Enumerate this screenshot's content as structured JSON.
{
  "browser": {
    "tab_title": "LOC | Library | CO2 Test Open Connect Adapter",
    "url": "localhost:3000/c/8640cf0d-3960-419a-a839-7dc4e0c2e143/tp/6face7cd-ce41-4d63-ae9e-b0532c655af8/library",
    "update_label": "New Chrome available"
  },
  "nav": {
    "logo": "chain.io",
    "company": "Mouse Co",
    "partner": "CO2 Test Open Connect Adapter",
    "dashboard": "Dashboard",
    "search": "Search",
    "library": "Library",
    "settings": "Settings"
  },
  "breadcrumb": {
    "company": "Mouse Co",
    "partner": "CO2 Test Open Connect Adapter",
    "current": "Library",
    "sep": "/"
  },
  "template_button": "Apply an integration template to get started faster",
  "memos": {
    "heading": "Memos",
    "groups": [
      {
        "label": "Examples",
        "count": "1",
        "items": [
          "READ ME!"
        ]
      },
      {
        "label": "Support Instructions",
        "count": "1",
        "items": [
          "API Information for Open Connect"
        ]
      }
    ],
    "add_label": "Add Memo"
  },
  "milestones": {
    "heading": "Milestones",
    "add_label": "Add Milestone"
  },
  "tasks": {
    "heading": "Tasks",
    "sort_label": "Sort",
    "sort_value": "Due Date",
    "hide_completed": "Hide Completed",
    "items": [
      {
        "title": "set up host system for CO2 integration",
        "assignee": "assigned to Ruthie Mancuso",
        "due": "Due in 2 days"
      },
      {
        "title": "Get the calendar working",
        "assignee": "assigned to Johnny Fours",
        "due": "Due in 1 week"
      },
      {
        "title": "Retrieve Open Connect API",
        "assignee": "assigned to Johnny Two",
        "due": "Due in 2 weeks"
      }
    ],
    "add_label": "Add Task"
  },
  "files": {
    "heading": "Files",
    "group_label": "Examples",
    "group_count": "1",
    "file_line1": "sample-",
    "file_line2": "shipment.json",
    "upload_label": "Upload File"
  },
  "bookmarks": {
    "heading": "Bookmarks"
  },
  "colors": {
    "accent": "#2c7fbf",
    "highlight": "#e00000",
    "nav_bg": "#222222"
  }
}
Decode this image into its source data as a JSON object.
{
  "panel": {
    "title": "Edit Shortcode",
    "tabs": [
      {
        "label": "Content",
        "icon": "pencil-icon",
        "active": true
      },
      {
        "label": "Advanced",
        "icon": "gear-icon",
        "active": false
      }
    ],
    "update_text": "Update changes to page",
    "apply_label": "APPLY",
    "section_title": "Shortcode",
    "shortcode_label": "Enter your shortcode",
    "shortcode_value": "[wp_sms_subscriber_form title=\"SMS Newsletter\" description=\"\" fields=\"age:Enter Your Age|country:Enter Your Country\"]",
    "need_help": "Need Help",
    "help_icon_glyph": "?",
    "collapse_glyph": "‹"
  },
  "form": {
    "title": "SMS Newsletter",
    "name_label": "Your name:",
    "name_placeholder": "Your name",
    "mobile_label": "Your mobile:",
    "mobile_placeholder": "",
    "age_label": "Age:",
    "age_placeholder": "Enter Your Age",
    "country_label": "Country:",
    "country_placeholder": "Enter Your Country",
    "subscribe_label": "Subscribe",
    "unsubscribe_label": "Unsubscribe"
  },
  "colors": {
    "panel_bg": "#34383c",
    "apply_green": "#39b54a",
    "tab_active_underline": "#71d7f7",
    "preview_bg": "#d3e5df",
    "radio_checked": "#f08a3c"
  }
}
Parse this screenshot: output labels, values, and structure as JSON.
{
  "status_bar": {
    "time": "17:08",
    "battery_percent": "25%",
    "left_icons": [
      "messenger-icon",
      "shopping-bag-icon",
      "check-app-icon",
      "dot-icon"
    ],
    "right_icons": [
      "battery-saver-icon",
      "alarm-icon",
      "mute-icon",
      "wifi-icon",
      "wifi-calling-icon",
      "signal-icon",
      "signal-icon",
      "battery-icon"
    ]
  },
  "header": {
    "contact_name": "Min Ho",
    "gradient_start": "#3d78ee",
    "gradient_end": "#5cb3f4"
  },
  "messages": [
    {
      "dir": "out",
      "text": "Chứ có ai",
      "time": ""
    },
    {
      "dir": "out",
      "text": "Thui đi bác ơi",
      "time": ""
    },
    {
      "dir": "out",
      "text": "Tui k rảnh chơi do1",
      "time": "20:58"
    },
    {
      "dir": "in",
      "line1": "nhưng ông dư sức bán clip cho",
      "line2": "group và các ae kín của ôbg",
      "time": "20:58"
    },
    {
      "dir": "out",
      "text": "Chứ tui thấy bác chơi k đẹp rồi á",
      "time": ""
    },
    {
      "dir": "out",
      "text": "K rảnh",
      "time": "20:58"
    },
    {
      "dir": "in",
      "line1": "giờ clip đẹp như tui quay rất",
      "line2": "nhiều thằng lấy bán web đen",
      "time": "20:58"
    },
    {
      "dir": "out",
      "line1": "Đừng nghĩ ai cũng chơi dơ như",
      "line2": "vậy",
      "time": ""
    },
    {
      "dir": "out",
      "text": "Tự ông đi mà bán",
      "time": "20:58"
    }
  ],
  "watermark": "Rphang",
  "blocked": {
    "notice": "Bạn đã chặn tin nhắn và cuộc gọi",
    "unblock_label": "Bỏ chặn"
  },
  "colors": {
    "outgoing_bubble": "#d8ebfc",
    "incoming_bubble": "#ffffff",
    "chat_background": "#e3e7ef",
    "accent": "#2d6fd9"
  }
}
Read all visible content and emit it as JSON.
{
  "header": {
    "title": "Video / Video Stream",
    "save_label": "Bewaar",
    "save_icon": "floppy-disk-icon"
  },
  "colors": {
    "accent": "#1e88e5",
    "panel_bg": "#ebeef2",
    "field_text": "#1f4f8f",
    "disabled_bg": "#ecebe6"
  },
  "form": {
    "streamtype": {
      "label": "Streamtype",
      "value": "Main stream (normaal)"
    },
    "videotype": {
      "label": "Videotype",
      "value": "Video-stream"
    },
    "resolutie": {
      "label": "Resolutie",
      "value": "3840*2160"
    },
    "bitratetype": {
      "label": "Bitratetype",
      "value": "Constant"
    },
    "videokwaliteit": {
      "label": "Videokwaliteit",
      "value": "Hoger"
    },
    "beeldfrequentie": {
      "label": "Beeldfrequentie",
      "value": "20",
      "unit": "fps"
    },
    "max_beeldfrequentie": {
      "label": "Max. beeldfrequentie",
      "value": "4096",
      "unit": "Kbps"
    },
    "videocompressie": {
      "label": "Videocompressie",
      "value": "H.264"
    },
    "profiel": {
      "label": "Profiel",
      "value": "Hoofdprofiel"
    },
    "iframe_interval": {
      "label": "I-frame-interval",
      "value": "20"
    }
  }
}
■ ■ ■
SET PROBLEM - For the entries shown above, give the number of lines that include the word "this", without any other text.

EXERCISE OUTPUT - 3